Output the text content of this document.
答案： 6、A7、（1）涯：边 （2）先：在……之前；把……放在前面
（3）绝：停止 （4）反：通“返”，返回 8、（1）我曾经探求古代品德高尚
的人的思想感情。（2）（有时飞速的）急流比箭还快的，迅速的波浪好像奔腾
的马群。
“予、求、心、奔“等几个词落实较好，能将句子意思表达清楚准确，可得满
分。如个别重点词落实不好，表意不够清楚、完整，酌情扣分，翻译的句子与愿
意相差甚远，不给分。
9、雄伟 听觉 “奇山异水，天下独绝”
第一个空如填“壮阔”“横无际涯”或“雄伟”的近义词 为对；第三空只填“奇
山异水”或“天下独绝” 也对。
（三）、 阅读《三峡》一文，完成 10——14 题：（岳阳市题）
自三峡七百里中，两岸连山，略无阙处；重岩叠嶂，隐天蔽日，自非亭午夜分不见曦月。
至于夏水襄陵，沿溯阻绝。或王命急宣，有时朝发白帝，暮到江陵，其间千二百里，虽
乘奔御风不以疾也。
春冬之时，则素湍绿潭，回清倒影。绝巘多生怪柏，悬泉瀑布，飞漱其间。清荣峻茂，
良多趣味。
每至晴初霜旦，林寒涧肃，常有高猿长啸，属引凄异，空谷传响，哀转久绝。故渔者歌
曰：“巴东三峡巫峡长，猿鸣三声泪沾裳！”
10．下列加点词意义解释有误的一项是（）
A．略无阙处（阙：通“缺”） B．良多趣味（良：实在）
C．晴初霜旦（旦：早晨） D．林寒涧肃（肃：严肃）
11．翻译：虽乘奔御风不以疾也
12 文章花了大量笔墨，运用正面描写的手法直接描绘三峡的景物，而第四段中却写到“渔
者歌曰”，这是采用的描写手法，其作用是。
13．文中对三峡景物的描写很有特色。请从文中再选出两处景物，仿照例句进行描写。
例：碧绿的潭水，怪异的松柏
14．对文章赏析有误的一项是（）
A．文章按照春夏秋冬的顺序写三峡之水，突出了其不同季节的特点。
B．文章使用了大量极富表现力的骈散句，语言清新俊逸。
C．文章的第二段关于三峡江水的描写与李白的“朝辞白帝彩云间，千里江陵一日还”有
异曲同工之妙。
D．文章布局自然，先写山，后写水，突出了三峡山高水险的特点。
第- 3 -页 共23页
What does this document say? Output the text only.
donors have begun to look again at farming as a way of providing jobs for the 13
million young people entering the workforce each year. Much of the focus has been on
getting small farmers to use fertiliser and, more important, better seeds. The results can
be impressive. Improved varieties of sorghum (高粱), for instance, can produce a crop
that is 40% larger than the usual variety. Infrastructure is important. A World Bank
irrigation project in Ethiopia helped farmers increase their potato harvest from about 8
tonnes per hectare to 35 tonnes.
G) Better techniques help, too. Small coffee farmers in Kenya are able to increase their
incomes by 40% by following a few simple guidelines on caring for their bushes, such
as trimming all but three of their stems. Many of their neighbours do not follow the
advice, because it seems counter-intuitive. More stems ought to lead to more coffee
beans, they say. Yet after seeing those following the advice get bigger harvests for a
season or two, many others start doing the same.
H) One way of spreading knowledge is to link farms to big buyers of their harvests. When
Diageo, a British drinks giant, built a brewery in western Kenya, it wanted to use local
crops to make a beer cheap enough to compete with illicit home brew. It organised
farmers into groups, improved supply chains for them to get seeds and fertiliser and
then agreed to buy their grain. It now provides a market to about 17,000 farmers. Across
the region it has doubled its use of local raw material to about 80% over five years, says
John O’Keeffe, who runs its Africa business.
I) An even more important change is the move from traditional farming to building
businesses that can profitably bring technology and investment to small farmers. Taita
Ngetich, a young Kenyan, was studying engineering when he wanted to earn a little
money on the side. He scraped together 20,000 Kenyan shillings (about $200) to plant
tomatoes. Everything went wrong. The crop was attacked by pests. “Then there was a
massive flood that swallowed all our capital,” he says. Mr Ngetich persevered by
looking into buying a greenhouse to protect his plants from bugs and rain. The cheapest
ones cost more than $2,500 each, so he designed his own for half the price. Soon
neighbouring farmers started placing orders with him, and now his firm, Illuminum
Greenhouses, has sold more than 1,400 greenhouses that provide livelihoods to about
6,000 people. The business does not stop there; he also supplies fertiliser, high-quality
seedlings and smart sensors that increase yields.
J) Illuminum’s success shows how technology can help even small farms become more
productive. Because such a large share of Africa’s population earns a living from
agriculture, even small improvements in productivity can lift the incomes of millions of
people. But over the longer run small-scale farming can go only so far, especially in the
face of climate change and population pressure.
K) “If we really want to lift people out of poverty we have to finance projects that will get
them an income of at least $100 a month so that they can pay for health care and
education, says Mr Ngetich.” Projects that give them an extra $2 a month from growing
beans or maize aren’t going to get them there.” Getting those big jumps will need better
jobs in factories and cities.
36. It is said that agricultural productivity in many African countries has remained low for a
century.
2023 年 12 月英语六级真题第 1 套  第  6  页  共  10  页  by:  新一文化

Instructions to follow:
Within the records above, how many lines include the word "productivity"? State the number by itself.

Problem solution:
2